**Data provided**.
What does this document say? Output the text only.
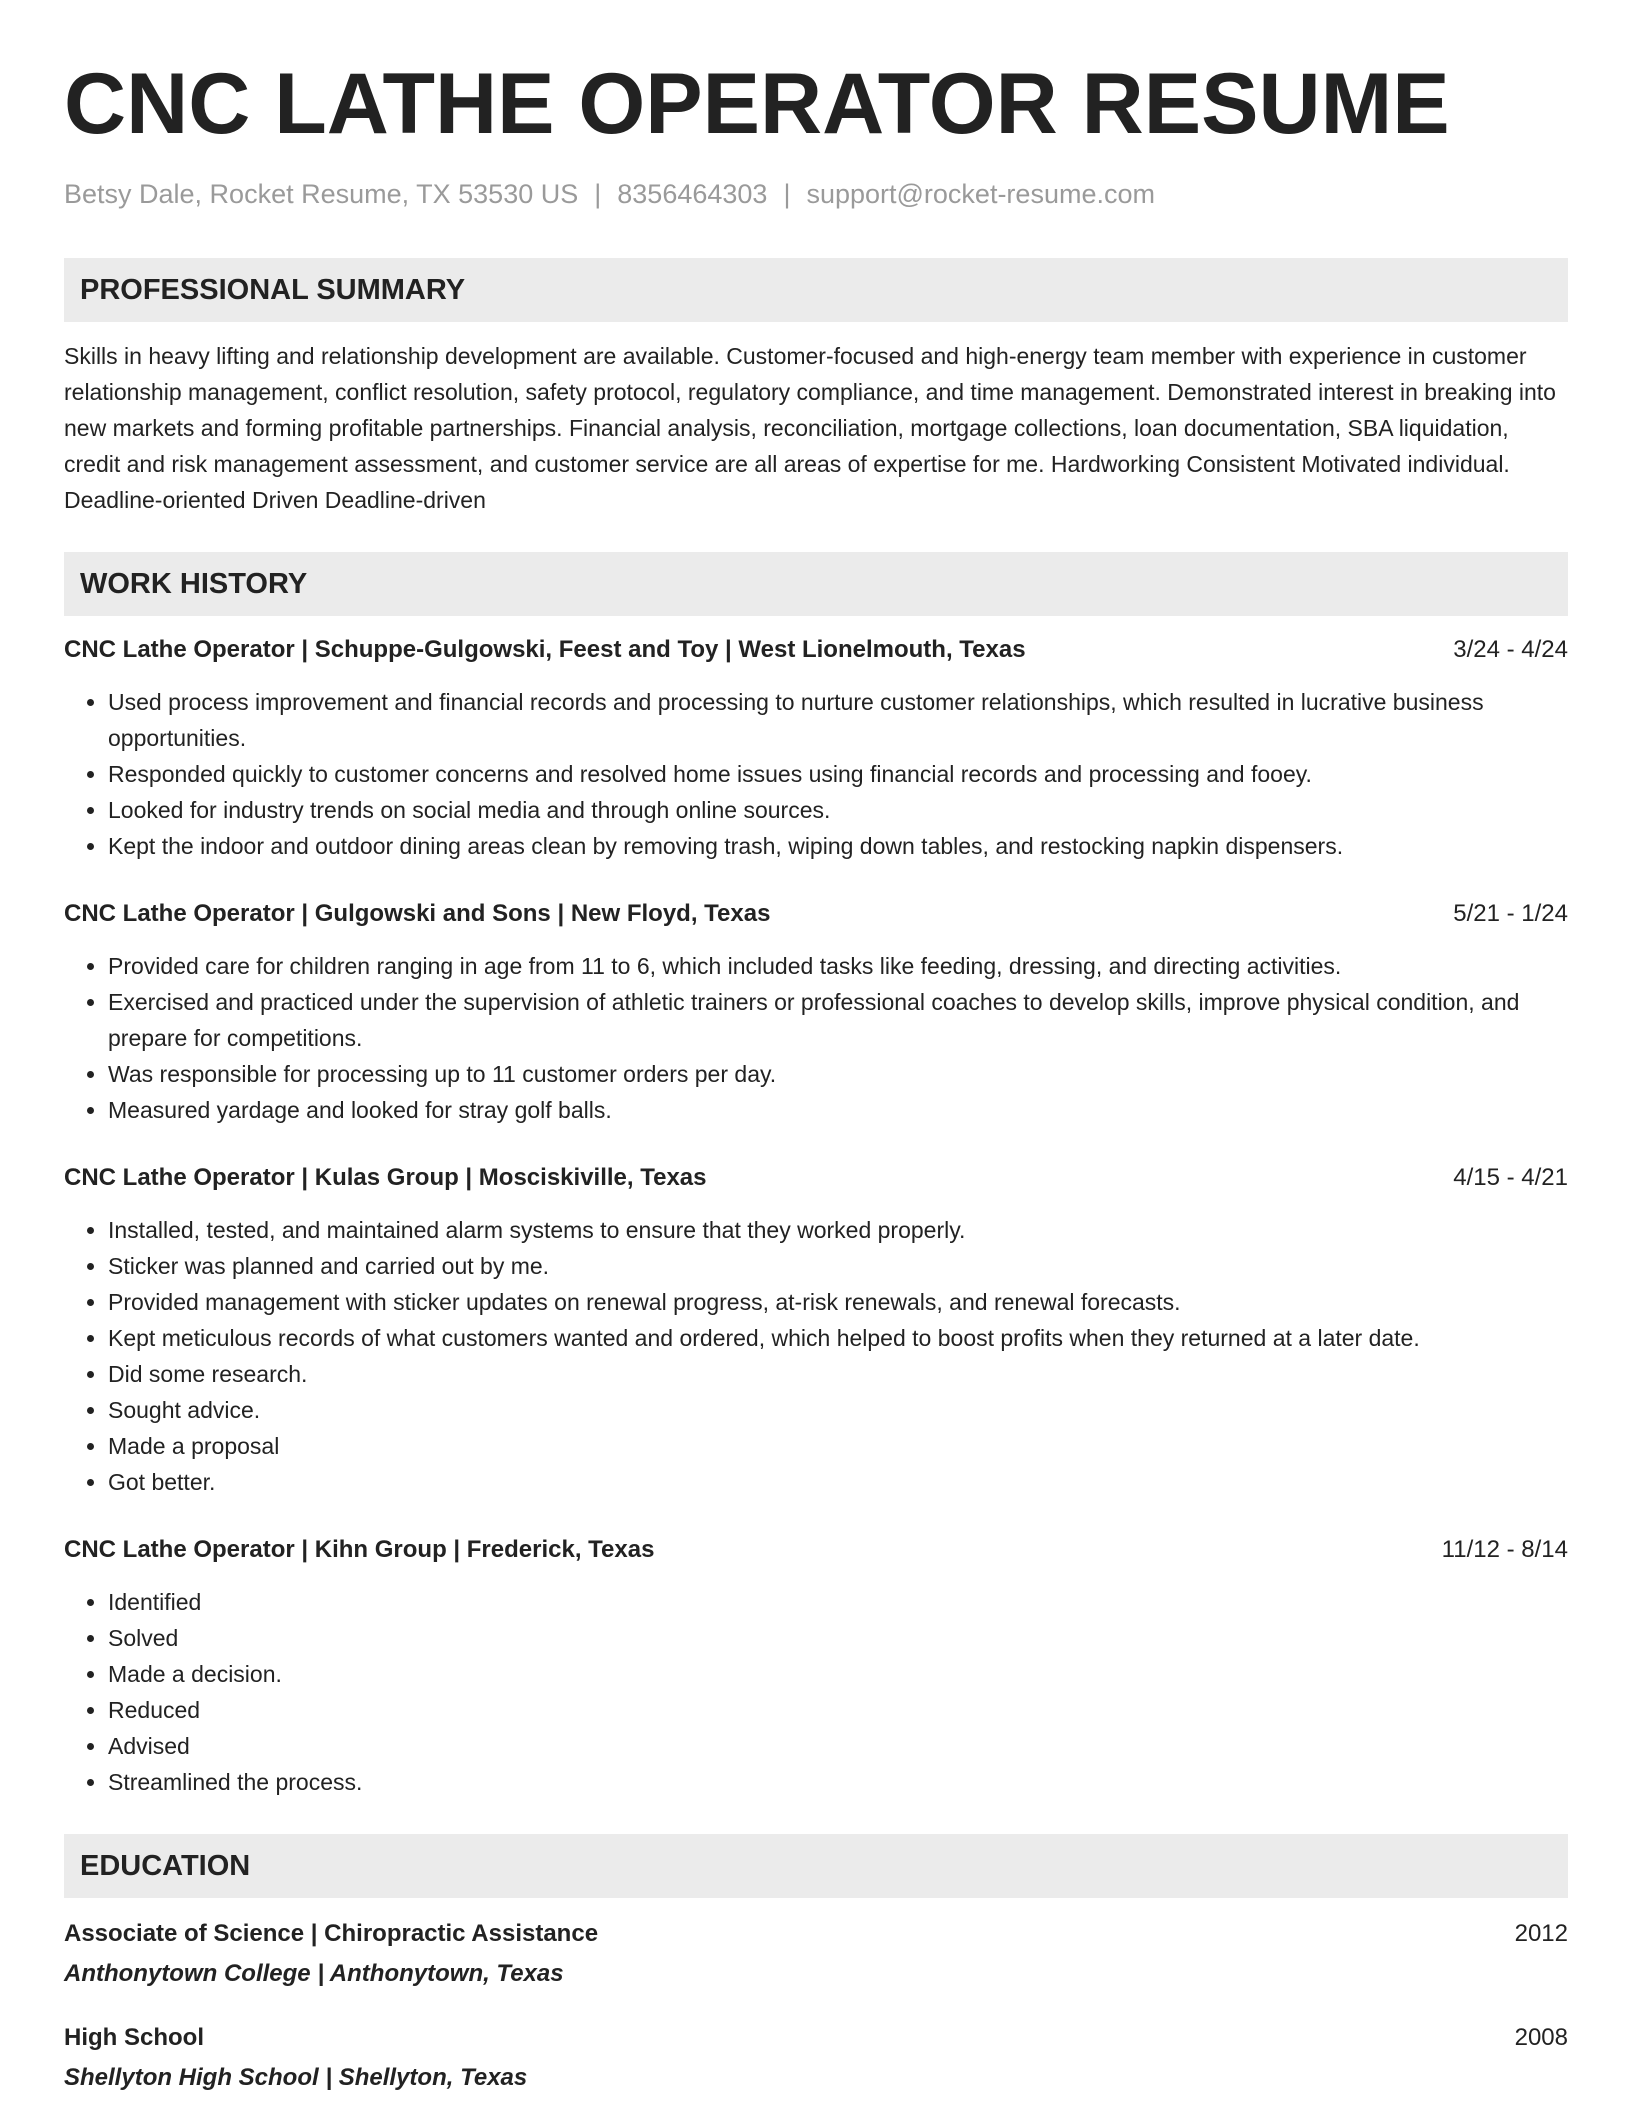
CNC LATHE OPERATOR RESUME
Betsy Dale, Rocket Resume, TX 53530 US | 8356464303 | support@rocket-resume.com
PROFESSIONAL SUMMARY
Skills in heavy lifting and relationship development are available. Customer-focused and high-energy team member with experience in customer relationship management, conflict resolution, safety protocol, regulatory compliance, and time management. Demonstrated interest in breaking into new markets and forming profitable partnerships. Financial analysis, reconciliation, mortgage collections, loan documentation, SBA liquidation, credit and risk management assessment, and customer service are all areas of expertise for me. Hardworking Consistent Motivated individual. Deadline-oriented Driven Deadline-driven
WORK HISTORY
CNC Lathe Operator | Schuppe-Gulgowski, Feest and Toy | West Lionelmouth, Texas	3/24 - 4/24
• Used process improvement and financial records and processing to nurture customer relationships, which resulted in lucrative business opportunities.
• Responded quickly to customer concerns and resolved home issues using financial records and processing and fooey.
• Looked for industry trends on social media and through online sources.
• Kept the indoor and outdoor dining areas clean by removing trash, wiping down tables, and restocking napkin dispensers.
CNC Lathe Operator | Gulgowski and Sons | New Floyd, Texas	5/21 - 1/24
• Provided care for children ranging in age from 11 to 6, which included tasks like feeding, dressing, and directing activities.
• Exercised and practiced under the supervision of athletic trainers or professional coaches to develop skills, improve physical condition, and prepare for competitions.
• Was responsible for processing up to 11 customer orders per day.
• Measured yardage and looked for stray golf balls.
CNC Lathe Operator | Kulas Group | Mosciskiville, Texas	4/15 - 4/21
• Installed, tested, and maintained alarm systems to ensure that they worked properly.
• Sticker was planned and carried out by me.
• Provided management with sticker updates on renewal progress, at-risk renewals, and renewal forecasts.
• Kept meticulous records of what customers wanted and ordered, which helped to boost profits when they returned at a later date.
• Did some research.
• Sought advice.
• Made a proposal
• Got better.
CNC Lathe Operator | Kihn Group | Frederick, Texas	11/12 - 8/14
• Identified
• Solved
• Made a decision.
• Reduced
• Advised
• Streamlined the process.
EDUCATION
Associate of Science | Chiropractic Assistance	2012
Anthonytown College | Anthonytown, Texas
High School	2008
Shellyton High School | Shellyton, Texas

**Goal**. List every line above that contains the word "Gulgowski".

**Answer to the exercise**.
CNC Lathe Operator | Schuppe-Gulgowski, Feest and Toy | West Lionelmouth, Texas	3/24 - 4/24
CNC Lathe Operator | Gulgowski and Sons | New Floyd, Texas	5/21 - 1/24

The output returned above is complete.